Dataset extract:

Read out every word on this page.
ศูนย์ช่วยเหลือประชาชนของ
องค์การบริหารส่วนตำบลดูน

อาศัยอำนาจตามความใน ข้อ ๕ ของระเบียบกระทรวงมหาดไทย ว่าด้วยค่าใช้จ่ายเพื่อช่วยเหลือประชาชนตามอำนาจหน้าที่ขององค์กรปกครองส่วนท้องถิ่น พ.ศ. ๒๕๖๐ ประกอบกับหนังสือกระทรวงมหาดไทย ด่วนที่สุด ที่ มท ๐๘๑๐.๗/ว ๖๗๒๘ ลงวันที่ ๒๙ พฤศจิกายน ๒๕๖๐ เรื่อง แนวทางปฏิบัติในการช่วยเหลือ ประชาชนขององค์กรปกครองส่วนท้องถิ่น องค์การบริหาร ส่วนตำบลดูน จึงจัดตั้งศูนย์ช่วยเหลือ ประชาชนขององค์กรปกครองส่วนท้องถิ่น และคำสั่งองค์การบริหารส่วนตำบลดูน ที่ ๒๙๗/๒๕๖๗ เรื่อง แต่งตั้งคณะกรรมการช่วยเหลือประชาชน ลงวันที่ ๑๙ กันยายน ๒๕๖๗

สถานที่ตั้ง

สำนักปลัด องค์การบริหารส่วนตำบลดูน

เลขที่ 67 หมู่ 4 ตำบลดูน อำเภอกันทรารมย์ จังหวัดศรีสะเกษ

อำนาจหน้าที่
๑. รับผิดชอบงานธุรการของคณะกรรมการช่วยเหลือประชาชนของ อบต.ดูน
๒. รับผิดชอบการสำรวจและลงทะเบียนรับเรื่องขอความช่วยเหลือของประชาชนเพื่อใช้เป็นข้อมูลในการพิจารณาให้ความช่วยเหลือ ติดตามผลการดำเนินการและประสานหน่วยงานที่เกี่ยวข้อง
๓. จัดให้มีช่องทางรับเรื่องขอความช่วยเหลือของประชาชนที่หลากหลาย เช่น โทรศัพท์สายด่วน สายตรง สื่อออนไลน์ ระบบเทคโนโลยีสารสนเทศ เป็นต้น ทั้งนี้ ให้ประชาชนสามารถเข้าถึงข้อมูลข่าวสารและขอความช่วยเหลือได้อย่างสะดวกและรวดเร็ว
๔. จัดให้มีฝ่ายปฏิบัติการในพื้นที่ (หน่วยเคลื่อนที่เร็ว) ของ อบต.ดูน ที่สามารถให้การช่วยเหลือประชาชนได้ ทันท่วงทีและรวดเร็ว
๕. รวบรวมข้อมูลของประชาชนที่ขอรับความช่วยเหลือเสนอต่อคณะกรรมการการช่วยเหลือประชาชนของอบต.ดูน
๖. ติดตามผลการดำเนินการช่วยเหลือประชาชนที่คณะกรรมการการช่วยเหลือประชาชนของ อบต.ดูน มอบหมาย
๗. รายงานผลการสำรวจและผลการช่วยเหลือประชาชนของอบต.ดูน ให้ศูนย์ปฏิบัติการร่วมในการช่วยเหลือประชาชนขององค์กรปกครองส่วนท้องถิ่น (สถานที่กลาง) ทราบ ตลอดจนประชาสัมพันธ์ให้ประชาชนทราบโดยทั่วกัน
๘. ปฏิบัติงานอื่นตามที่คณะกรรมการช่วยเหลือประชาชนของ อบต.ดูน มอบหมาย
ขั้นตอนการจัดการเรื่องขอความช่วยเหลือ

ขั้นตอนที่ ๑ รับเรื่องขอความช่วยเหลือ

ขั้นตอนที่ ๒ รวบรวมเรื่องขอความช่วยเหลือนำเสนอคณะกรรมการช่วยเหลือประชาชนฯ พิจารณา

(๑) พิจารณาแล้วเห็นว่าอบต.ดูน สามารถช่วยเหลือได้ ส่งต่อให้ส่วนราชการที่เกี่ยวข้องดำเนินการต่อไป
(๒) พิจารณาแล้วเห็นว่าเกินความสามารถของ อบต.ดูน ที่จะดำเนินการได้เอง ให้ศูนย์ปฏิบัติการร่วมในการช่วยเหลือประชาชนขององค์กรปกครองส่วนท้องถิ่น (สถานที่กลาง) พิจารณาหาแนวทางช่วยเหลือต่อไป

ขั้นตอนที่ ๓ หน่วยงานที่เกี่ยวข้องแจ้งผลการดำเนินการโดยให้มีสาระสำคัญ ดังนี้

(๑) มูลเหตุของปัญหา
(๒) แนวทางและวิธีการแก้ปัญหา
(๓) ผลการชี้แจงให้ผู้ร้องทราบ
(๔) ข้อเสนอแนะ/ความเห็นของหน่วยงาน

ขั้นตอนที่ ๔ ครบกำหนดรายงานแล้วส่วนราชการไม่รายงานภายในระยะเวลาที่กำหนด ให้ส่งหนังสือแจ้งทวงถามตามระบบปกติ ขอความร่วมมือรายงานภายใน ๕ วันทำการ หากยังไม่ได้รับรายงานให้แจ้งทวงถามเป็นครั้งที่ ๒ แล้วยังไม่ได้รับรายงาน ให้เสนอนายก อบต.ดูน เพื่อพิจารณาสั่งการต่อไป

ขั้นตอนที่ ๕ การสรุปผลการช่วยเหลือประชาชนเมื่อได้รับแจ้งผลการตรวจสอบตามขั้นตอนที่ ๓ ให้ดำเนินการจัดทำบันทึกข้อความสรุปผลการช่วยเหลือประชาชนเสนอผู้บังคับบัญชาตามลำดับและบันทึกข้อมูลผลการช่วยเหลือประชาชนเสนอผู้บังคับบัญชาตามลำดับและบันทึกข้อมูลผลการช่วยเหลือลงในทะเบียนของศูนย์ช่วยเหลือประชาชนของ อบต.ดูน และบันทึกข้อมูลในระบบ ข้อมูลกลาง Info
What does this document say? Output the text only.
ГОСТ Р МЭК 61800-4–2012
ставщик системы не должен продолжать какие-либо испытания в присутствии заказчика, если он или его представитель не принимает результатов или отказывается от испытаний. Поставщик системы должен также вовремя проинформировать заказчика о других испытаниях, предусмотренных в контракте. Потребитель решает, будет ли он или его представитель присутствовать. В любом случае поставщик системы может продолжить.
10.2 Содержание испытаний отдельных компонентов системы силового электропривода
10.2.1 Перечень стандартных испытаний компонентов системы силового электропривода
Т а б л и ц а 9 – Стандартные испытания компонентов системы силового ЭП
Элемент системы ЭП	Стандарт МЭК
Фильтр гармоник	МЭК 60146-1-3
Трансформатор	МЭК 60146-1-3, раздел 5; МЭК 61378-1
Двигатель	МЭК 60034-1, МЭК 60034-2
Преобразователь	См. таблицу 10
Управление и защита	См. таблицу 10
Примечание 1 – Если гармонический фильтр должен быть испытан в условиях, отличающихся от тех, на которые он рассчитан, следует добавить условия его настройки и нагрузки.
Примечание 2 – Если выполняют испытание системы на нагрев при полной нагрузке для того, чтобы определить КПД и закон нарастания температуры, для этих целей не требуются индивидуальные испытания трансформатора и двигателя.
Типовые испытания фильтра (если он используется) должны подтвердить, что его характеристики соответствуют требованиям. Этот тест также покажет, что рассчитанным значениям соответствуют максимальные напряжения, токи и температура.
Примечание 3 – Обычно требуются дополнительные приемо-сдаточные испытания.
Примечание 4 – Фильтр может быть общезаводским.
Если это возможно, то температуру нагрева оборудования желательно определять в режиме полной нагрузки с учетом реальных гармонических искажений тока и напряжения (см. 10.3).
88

The problem: Reproduce the records word for word.

Solution below:
Read out every word on this page.
ศูนย์ช่วยเหลือประชาชนของ
องค์การบริหารส่วนตำบลดูน

อาศัยอำนาจตามความใน ข้อ ๕ ของระเบียบกระทรวงมหาดไทย ว่าด้วยค่าใช้จ่ายเพื่อช่วยเหลือประชาชนตามอำนาจหน้าที่ขององค์กรปกครองส่วนท้องถิ่น พ.ศ. ๒๕๖๐ ประกอบกับหนังสือกระทรวงมหาดไทย ด่วนที่สุด ที่ มท ๐๘๑๐.๗/ว ๖๗๒๘ ลงวันที่ ๒๙ พฤศจิกายน ๒๕๖๐ เรื่อง แนวทางปฏิบัติในการช่วยเหลือ ประชาชนขององค์กรปกครองส่วนท้องถิ่น องค์การบริหาร ส่วนตำบลดูน จึงจัดตั้งศูนย์ช่วยเหลือ ประชาชนขององค์กรปกครองส่วนท้องถิ่น และคำสั่งองค์การบริหารส่วนตำบลดูน ที่ ๒๙๗/๒๕๖๗ เรื่อง แต่งตั้งคณะกรรมการช่วยเหลือประชาชน ลงวันที่ ๑๙ กันยายน ๒๕๖๗

สถานที่ตั้ง

สำนักปลัด องค์การบริหารส่วนตำบลดูน

เลขที่ 67 หมู่ 4 ตำบลดูน อำเภอกันทรารมย์ จังหวัดศรีสะเกษ

อำนาจหน้าที่
๑. รับผิดชอบงานธุรการของคณะกรรมการช่วยเหลือประชาชนของ อบต.ดูน
๒. รับผิดชอบการสำรวจและลงทะเบียนรับเรื่องขอความช่วยเหลือของประชาชนเพื่อใช้เป็นข้อมูลในการพิจารณาให้ความช่วยเหลือ ติดตามผลการดำเนินการและประสานหน่วยงานที่เกี่ยวข้อง
๓. จัดให้มีช่องทางรับเรื่องขอความช่วยเหลือของประชาชนที่หลากหลาย เช่น โทรศัพท์สายด่วน สายตรง สื่อออนไลน์ ระบบเทคโนโลยีสารสนเทศ เป็นต้น ทั้งนี้ ให้ประชาชนสามารถเข้าถึงข้อมูลข่าวสารและขอความช่วยเหลือได้อย่างสะดวกและรวดเร็ว
๔. จัดให้มีฝ่ายปฏิบัติการในพื้นที่ (หน่วยเคลื่อนที่เร็ว) ของ อบต.ดูน ที่สามารถให้การช่วยเหลือประชาชนได้ ทันท่วงทีและรวดเร็ว
๕. รวบรวมข้อมูลของประชาชนที่ขอรับความช่วยเหลือเสนอต่อคณะกรรมการการช่วยเหลือประชาชนของอบต.ดูน
๖. ติดตามผลการดำเนินการช่วยเหลือประชาชนที่คณะกรรมการการช่วยเหลือประชาชนของ อบต.ดูน มอบหมาย
๗. รายงานผลการสำรวจและผลการช่วยเหลือประชาชนของอบต.ดูน ให้ศูนย์ปฏิบัติการร่วมในการช่วยเหลือประชาชนขององค์กรปกครองส่วนท้องถิ่น (สถานที่กลาง) ทราบ ตลอดจนประชาสัมพันธ์ให้ประชาชนทราบโดยทั่วกัน
๘. ปฏิบัติงานอื่นตามที่คณะกรรมการช่วยเหลือประชาชนของ อบต.ดูน มอบหมาย
ขั้นตอนการจัดการเรื่องขอความช่วยเหลือ

ขั้นตอนที่ ๑ รับเรื่องขอความช่วยเหลือ

ขั้นตอนที่ ๒ รวบรวมเรื่องขอความช่วยเหลือนำเสนอคณะกรรมการช่วยเหลือประชาชนฯ พิจารณา

(๑) พิจารณาแล้วเห็นว่าอบต.ดูน สามารถช่วยเหลือได้ ส่งต่อให้ส่วนราชการที่เกี่ยวข้องดำเนินการต่อไป
(๒) พิจารณาแล้วเห็นว่าเกินความสามารถของ อบต.ดูน ที่จะดำเนินการได้เอง ให้ศูนย์ปฏิบัติการร่วมในการช่วยเหลือประชาชนขององค์กรปกครองส่วนท้องถิ่น (สถานที่กลาง) พิจารณาหาแนวทางช่วยเหลือต่อไป

ขั้นตอนที่ ๓ หน่วยงานที่เกี่ยวข้องแจ้งผลการดำเนินการโดยให้มีสาระสำคัญ ดังนี้

(๑) มูลเหตุของปัญหา
(๒) แนวทางและวิธีการแก้ปัญหา
(๓) ผลการชี้แจงให้ผู้ร้องทราบ
(๔) ข้อเสนอแนะ/ความเห็นของหน่วยงาน

ขั้นตอนที่ ๔ ครบกำหนดรายงานแล้วส่วนราชการไม่รายงานภายในระยะเวลาที่กำหนด ให้ส่งหนังสือแจ้งทวงถามตามระบบปกติ ขอความร่วมมือรายงานภายใน ๕ วันทำการ หากยังไม่ได้รับรายงานให้แจ้งทวงถามเป็นครั้งที่ ๒ แล้วยังไม่ได้รับรายงาน ให้เสนอนายก อบต.ดูน เพื่อพิจารณาสั่งการต่อไป

ขั้นตอนที่ ๕ การสรุปผลการช่วยเหลือประชาชนเมื่อได้รับแจ้งผลการตรวจสอบตามขั้นตอนที่ ๓ ให้ดำเนินการจัดทำบันทึกข้อความสรุปผลการช่วยเหลือประชาชนเสนอผู้บังคับบัญชาตามลำดับและบันทึกข้อมูลผลการช่วยเหลือประชาชนเสนอผู้บังคับบัญชาตามลำดับและบันทึกข้อมูลผลการช่วยเหลือลงในทะเบียนของศูนย์ช่วยเหลือประชาชนของ อบต.ดูน และบันทึกข้อมูลในระบบ ข้อมูลกลาง Info
What does this document say? Output the text only.
ГОСТ Р МЭК 61800-4–2012
ставщик системы не должен продолжать какие-либо испытания в присутствии заказчика, если он или его представитель не принимает результатов или отказывается от испытаний. Поставщик системы должен также вовремя проинформировать заказчика о других испытаниях, предусмотренных в контракте. Потребитель решает, будет ли он или его представитель присутствовать. В любом случае поставщик системы может продолжить.
10.2 Содержание испытаний отдельных компонентов системы силового электропривода
10.2.1 Перечень стандартных испытаний компонентов системы силового электропривода
Т а б л и ц а 9 – Стандартные испытания компонентов системы силового ЭП
Элемент системы ЭП	Стандарт МЭК
Фильтр гармоник	МЭК 60146-1-3
Трансформатор	МЭК 60146-1-3, раздел 5; МЭК 61378-1
Двигатель	МЭК 60034-1, МЭК 60034-2
Преобразователь	См. таблицу 10
Управление и защита	См. таблицу 10
Примечание 1 – Если гармонический фильтр должен быть испытан в условиях, отличающихся от тех, на которые он рассчитан, следует добавить условия его настройки и нагрузки.
Примечание 2 – Если выполняют испытание системы на нагрев при полной нагрузке для того, чтобы определить КПД и закон нарастания температуры, для этих целей не требуются индивидуальные испытания трансформатора и двигателя.
Типовые испытания фильтра (если он используется) должны подтвердить, что его характеристики соответствуют требованиям. Этот тест также покажет, что рассчитанным значениям соответствуют максимальные напряжения, токи и температура.
Примечание 3 – Обычно требуются дополнительные приемо-сдаточные испытания.
Примечание 4 – Фильтр может быть общезаводским.
Если это возможно, то температуру нагрева оборудования желательно определять в режиме полной нагрузки с учетом реальных гармонических искажений тока и напряжения (см. 10.3).
88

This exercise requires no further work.